(Stored items)
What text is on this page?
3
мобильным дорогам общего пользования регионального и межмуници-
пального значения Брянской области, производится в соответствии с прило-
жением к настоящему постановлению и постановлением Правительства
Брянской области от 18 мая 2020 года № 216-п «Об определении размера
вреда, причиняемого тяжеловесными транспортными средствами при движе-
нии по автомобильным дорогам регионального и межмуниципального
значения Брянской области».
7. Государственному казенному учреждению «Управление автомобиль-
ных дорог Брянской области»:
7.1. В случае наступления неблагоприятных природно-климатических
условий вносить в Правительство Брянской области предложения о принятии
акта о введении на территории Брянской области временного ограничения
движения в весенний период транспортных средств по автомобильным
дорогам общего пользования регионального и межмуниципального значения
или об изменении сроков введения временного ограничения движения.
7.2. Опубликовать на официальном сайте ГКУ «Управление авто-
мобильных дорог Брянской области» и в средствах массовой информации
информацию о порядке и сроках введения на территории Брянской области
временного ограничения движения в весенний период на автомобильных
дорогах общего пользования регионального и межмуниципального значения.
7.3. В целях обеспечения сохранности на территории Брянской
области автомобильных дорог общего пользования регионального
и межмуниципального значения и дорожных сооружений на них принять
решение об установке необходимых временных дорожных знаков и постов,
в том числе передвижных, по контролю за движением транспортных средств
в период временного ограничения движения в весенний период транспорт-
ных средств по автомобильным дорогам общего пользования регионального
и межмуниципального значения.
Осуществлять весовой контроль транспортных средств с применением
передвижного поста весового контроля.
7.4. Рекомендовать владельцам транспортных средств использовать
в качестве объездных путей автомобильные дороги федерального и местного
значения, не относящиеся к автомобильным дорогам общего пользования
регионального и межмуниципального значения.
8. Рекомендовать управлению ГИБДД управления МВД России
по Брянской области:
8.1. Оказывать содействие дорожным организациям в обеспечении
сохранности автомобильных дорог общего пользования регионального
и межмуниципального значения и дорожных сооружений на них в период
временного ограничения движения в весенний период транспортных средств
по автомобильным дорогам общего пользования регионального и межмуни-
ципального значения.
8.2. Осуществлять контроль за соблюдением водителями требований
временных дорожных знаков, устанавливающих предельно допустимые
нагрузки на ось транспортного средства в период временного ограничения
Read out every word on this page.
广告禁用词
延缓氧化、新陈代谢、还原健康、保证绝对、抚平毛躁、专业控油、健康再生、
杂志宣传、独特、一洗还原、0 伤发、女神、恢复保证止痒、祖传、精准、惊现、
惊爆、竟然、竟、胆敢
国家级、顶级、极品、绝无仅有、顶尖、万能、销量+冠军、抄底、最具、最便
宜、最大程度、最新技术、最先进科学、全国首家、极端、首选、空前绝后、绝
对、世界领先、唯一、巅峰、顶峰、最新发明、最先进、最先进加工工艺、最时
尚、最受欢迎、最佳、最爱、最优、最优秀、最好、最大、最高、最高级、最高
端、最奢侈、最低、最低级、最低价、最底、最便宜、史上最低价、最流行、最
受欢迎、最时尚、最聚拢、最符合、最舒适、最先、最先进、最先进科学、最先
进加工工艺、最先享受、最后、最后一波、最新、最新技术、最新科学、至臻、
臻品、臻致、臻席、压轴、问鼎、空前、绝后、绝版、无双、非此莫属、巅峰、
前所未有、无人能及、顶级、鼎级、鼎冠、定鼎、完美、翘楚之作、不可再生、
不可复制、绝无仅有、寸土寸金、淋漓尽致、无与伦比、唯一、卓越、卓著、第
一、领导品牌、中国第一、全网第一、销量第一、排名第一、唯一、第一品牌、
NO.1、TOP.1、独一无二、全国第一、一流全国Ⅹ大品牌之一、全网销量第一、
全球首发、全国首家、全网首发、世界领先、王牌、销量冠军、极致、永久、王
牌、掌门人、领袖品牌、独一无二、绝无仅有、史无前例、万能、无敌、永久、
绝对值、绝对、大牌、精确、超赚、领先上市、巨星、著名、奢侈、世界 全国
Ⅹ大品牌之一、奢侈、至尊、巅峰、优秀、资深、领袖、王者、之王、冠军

# Instruction
Reproduce every line from the entries that holds the word "最先进科学".

# Finished answer
宜、最大程度、最新技术、最先进科学、全国首家、极端、首选、空前绝后、绝
受欢迎、最时尚、最聚拢、最符合、最舒适、最先、最先进、最先进科学、最先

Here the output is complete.